Given exercise:
Within the material below, find each line bearing the word "Mean" and present it.

Records for the exercise:

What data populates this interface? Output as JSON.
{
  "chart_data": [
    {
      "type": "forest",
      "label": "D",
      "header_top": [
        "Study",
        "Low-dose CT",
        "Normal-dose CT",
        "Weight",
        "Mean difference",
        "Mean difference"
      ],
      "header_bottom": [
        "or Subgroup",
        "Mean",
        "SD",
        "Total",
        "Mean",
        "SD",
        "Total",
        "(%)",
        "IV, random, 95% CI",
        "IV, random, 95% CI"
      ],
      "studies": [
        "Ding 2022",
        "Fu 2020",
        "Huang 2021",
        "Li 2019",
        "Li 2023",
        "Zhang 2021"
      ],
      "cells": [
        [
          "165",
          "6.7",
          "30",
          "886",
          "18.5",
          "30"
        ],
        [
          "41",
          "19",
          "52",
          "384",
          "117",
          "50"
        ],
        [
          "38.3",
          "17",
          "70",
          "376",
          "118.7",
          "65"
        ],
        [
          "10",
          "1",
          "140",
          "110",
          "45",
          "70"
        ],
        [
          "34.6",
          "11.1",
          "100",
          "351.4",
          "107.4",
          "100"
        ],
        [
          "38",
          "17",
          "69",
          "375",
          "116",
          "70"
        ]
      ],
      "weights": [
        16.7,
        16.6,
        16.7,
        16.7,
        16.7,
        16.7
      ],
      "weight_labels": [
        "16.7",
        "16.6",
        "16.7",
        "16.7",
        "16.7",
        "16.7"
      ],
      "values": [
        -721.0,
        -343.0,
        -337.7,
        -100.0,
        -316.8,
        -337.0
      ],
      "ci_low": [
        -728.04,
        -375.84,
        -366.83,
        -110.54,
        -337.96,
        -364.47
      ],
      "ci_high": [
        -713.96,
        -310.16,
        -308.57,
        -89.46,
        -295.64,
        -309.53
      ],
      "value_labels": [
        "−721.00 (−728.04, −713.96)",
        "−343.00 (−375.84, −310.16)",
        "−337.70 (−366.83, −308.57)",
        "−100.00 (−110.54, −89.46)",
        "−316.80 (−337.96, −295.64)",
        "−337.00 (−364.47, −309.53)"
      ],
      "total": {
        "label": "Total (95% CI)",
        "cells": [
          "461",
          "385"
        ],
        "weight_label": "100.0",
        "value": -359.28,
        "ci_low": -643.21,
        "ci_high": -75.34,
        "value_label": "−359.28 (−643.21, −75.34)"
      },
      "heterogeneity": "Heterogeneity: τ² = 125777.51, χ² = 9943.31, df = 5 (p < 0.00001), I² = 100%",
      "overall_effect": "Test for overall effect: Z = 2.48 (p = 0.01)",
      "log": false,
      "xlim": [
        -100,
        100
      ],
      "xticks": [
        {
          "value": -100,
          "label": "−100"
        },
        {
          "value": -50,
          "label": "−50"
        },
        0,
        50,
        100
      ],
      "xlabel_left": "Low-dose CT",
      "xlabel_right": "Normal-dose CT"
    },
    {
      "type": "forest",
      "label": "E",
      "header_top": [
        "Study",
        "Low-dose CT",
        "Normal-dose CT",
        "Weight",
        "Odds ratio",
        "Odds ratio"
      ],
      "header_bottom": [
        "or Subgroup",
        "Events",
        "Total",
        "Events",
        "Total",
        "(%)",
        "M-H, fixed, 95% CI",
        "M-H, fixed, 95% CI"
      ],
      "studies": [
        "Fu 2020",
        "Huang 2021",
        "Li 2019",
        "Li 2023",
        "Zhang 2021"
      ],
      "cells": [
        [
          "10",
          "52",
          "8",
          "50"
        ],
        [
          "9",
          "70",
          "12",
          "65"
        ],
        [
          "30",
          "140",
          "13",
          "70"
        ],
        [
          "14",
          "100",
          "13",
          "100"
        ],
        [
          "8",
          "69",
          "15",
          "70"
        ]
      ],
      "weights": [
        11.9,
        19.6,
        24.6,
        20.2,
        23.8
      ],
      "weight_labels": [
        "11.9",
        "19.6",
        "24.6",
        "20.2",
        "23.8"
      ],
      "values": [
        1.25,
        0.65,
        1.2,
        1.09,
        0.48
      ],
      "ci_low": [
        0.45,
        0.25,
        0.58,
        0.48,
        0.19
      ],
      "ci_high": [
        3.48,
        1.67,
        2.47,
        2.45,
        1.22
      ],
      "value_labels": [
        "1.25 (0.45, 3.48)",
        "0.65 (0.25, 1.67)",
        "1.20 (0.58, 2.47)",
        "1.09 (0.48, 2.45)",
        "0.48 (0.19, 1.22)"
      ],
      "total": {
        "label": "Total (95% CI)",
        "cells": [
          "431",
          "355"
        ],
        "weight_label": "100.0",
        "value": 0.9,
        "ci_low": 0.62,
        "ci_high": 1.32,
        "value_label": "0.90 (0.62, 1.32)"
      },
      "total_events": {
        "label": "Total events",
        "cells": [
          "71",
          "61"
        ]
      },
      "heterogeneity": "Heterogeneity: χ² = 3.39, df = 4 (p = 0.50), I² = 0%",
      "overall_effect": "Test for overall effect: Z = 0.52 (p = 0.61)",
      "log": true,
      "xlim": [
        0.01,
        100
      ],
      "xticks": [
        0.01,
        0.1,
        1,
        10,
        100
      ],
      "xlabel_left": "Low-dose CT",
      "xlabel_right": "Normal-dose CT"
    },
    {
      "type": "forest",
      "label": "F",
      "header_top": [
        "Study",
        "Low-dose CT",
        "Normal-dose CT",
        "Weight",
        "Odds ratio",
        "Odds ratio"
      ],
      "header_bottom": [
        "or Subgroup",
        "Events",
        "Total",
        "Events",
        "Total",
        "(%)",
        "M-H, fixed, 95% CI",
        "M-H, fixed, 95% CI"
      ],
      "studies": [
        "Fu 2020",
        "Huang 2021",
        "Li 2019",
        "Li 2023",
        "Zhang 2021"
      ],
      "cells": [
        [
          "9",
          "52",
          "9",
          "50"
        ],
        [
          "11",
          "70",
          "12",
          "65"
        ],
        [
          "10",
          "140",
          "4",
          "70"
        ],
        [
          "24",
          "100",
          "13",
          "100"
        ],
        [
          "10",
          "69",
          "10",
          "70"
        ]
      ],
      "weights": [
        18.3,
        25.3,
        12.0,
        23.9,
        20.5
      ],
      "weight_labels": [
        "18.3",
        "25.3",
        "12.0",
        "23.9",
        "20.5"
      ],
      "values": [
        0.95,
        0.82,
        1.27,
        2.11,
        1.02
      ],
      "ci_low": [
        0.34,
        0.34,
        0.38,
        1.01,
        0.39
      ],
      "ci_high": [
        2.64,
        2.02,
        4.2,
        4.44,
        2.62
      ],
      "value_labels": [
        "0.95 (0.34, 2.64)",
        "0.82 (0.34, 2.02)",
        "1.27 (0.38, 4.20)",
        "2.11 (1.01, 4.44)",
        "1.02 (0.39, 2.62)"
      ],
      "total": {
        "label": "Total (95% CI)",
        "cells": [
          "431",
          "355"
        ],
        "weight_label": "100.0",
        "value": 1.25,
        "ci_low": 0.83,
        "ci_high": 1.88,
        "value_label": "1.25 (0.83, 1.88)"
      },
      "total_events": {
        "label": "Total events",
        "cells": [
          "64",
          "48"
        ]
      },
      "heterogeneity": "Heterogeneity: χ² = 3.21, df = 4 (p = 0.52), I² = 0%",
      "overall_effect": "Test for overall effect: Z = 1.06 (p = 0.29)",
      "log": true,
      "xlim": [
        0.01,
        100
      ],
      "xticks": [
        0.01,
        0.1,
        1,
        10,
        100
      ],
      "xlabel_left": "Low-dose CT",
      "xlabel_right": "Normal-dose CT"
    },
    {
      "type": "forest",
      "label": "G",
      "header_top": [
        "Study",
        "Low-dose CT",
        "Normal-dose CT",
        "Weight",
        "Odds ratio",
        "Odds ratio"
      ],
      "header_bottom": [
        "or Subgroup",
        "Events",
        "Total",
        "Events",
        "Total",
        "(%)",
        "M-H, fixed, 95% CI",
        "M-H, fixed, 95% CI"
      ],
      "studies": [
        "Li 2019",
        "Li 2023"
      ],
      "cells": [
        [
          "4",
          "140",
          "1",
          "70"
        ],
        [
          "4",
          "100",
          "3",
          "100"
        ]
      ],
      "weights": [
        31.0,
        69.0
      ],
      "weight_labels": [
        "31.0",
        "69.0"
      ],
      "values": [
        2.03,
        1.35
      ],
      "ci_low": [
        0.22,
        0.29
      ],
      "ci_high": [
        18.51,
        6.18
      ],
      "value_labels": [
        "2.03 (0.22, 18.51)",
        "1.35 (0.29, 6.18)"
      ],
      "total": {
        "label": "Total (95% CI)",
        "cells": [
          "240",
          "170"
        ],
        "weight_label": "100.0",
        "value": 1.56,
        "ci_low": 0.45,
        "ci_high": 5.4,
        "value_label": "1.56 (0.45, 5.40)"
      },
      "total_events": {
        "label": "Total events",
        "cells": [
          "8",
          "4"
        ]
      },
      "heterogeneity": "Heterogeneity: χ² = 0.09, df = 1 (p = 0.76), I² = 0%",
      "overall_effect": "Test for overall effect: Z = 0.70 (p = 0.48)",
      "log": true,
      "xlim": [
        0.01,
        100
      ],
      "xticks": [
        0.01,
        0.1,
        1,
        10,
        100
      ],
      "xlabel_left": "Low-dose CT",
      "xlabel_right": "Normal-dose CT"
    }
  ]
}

Output of the task:
        "Mean difference",
        "Mean difference"
        "Mean",
        "Mean",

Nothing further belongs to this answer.